▶ Records shown:
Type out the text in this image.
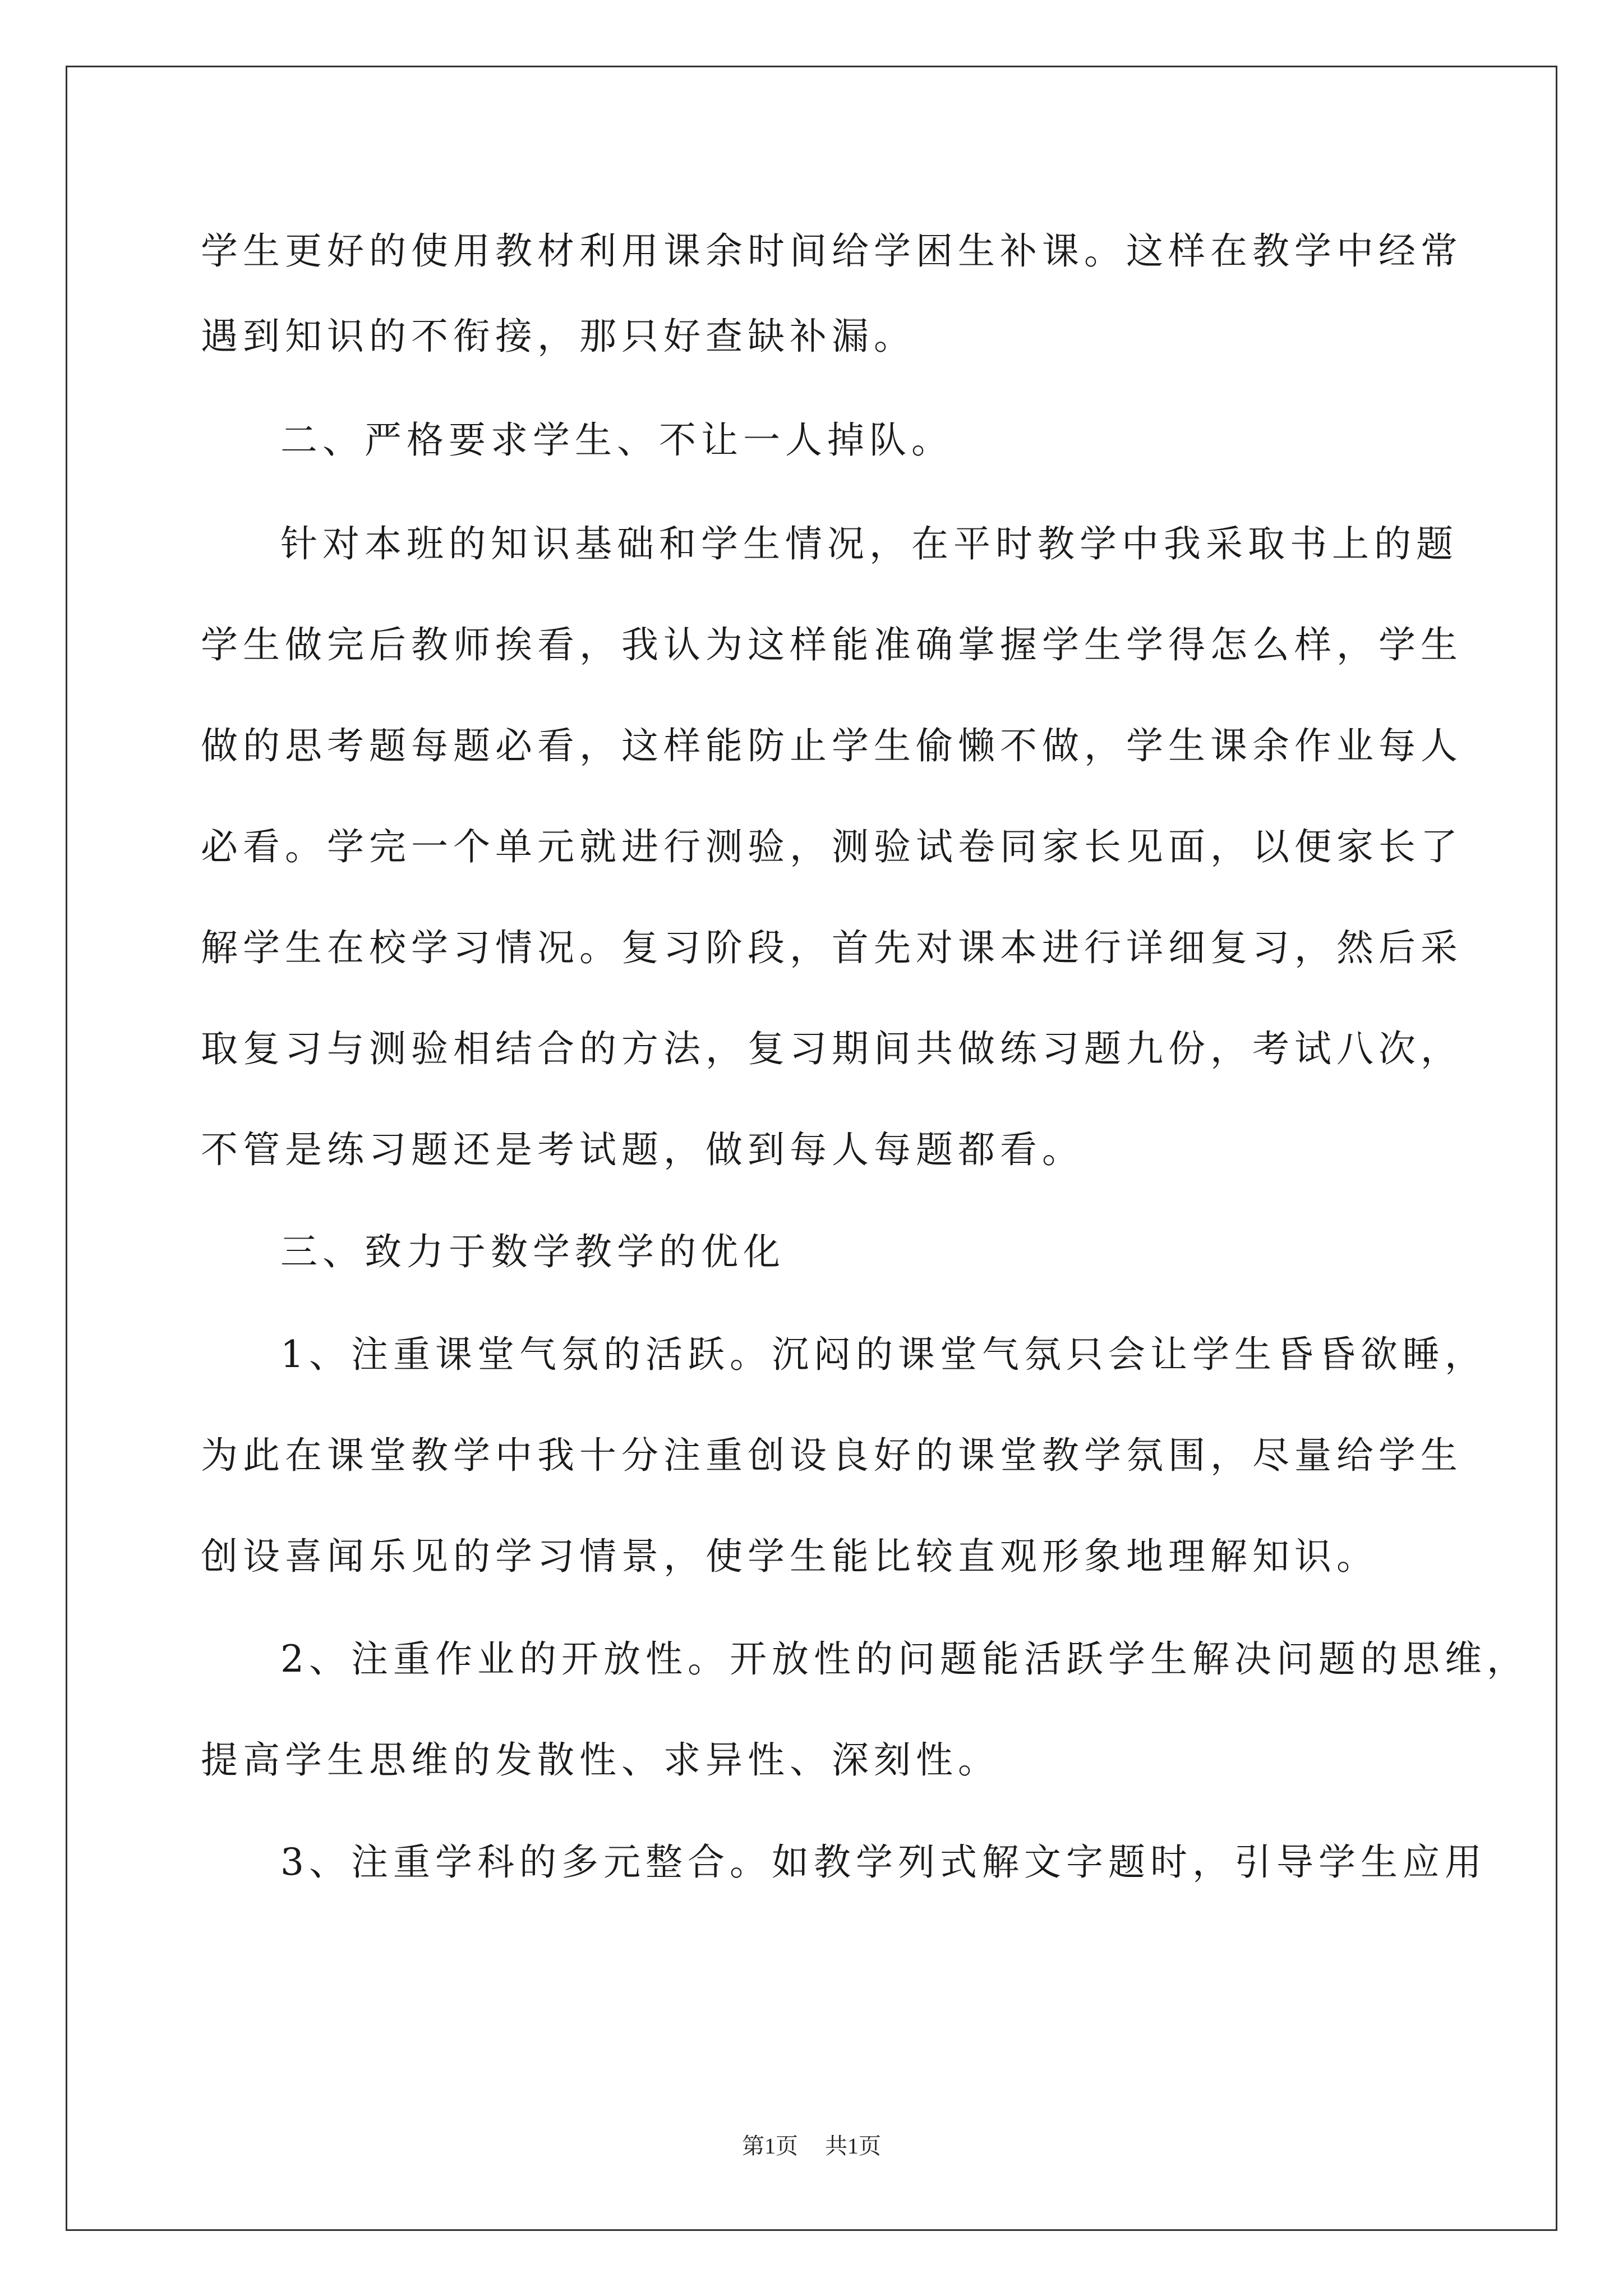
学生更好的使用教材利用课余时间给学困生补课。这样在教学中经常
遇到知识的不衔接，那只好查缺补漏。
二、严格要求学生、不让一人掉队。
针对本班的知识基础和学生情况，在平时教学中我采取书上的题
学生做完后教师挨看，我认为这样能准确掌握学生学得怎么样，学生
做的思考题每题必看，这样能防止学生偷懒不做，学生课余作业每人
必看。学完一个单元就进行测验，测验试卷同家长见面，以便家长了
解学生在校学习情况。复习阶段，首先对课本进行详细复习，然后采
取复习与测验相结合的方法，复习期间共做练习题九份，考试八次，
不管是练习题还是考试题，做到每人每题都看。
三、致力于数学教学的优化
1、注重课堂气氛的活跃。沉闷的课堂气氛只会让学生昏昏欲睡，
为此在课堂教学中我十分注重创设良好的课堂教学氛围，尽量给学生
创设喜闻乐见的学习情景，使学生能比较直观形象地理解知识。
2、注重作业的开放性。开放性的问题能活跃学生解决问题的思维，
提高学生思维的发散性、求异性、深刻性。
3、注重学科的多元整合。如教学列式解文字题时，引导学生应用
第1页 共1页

▶ Aim: Pictures are not part of the copy; reproduce everything else in the records exactly.

▶ Response to the exercise:
Type out the text in this image.
学生更好的使用教材利用课余时间给学困生补课。这样在教学中经常
遇到知识的不衔接，那只好查缺补漏。
二、严格要求学生、不让一人掉队。
针对本班的知识基础和学生情况，在平时教学中我采取书上的题
学生做完后教师挨看，我认为这样能准确掌握学生学得怎么样，学生
做的思考题每题必看，这样能防止学生偷懒不做，学生课余作业每人
必看。学完一个单元就进行测验，测验试卷同家长见面，以便家长了
解学生在校学习情况。复习阶段，首先对课本进行详细复习，然后采
取复习与测验相结合的方法，复习期间共做练习题九份，考试八次，
不管是练习题还是考试题，做到每人每题都看。
三、致力于数学教学的优化
1、注重课堂气氛的活跃。沉闷的课堂气氛只会让学生昏昏欲睡，
为此在课堂教学中我十分注重创设良好的课堂教学氛围，尽量给学生
创设喜闻乐见的学习情景，使学生能比较直观形象地理解知识。
2、注重作业的开放性。开放性的问题能活跃学生解决问题的思维，
提高学生思维的发散性、求异性、深刻性。
3、注重学科的多元整合。如教学列式解文字题时，引导学生应用
第1页 共1页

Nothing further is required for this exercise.